WHAT NEEDS TO BE DONE
Pull each line holding "СИЛАХ" out of the entries below.

Figure data in JSON:
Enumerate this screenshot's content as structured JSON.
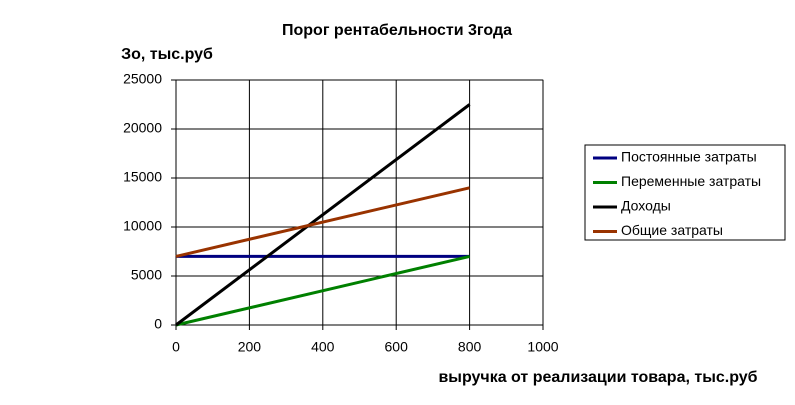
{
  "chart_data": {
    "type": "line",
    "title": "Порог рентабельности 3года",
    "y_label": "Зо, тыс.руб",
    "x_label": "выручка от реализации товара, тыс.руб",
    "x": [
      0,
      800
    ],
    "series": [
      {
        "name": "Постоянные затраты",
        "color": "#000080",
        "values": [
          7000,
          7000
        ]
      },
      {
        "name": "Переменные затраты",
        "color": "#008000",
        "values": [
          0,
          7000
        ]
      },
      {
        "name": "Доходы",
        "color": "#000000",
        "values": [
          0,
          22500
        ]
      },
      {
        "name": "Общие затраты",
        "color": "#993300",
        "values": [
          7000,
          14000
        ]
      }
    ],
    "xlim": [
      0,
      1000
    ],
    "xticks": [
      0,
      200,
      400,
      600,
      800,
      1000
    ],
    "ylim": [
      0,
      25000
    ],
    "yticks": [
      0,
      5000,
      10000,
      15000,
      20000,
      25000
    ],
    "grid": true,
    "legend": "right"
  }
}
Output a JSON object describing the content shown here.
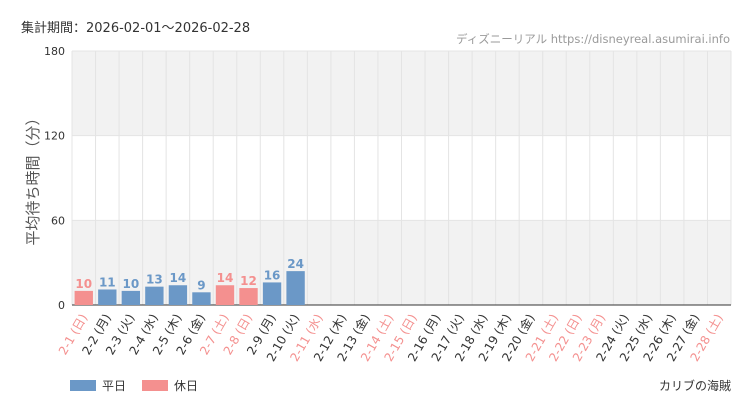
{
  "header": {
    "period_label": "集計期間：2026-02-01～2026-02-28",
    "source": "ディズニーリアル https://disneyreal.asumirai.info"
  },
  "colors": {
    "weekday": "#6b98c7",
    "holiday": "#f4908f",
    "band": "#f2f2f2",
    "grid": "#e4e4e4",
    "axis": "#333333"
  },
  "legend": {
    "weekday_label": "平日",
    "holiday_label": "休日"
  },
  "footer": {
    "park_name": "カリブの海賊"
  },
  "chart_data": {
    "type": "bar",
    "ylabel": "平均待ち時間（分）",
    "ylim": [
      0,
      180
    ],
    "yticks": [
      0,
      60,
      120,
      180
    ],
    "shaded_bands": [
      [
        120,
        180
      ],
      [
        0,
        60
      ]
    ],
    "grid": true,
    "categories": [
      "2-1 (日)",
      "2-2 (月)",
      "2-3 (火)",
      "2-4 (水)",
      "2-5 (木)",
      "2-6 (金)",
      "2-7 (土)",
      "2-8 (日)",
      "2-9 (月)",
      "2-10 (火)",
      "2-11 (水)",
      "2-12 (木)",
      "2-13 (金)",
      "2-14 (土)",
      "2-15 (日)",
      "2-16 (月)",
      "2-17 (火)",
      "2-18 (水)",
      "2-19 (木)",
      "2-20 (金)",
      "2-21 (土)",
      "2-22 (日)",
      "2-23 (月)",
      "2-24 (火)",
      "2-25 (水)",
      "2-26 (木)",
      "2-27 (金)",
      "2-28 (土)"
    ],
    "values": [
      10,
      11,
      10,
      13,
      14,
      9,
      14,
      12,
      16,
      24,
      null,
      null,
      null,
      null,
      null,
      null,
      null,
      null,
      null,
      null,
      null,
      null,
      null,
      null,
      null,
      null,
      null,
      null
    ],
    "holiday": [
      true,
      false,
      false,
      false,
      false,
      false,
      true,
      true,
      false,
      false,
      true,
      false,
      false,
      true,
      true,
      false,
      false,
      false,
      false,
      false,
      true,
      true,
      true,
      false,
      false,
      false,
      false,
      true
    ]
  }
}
==
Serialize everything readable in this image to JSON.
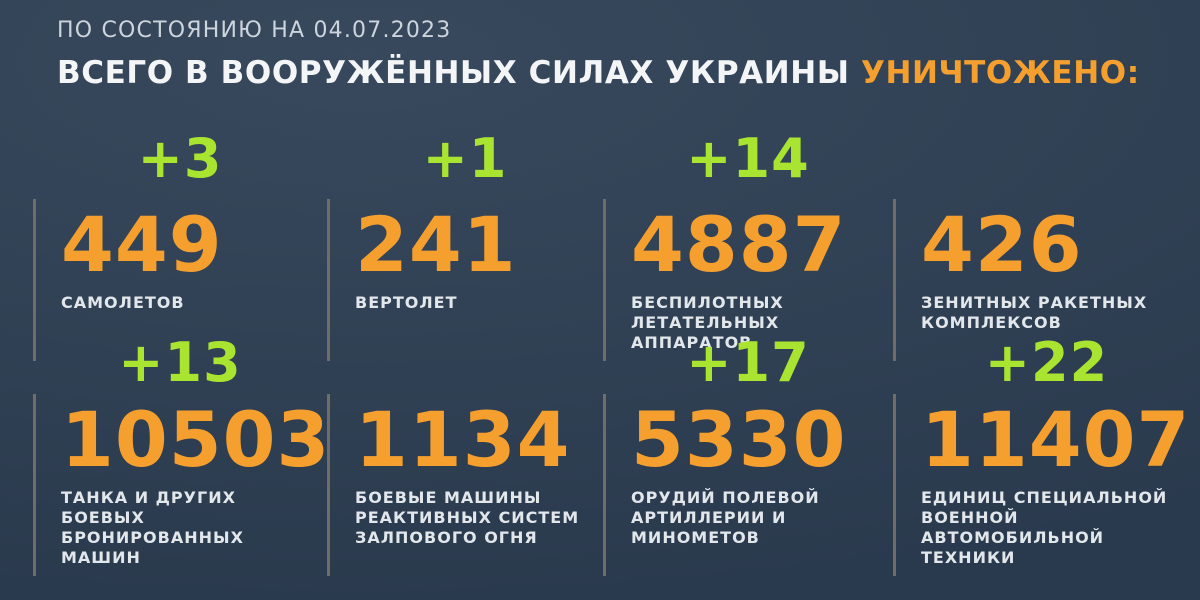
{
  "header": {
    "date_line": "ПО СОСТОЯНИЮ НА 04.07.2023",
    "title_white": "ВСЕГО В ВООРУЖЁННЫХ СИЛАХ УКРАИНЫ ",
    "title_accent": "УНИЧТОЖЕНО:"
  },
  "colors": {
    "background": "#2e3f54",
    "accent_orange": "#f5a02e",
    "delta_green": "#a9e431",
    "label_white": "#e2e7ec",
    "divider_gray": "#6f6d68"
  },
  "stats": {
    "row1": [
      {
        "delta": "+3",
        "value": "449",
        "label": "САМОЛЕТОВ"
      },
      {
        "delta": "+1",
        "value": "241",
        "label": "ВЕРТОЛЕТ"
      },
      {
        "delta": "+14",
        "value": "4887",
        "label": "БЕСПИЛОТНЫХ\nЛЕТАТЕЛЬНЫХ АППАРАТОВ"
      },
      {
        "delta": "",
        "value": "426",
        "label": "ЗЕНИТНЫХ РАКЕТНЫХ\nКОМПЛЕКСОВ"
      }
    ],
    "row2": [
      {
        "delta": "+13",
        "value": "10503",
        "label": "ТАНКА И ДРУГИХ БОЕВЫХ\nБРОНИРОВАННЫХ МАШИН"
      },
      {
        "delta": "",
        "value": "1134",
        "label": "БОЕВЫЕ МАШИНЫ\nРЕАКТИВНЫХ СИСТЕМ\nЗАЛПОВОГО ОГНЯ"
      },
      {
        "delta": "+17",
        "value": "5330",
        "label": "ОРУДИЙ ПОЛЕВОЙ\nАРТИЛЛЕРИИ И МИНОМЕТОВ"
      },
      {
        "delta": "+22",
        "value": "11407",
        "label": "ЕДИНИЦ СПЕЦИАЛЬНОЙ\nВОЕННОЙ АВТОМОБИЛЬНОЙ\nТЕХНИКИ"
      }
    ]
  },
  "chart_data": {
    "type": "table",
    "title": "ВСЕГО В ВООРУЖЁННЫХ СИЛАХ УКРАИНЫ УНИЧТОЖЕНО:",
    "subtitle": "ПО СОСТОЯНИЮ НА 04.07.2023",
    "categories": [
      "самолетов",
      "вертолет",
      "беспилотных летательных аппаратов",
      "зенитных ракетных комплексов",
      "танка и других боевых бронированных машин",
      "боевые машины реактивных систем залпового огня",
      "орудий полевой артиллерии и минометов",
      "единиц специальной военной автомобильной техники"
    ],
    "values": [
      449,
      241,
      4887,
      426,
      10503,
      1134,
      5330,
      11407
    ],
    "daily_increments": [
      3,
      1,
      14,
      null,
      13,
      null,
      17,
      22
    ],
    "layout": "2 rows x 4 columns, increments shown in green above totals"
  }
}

WRITTEN REPLY
    "title_white": "ВСЕГО В ВООРУЖЁННЫХ СИЛАХ УКРАИНЫ ",
    "title": "ВСЕГО В ВООРУЖЁННЫХ СИЛАХ УКРАИНЫ УНИЧТОЖЕНО:",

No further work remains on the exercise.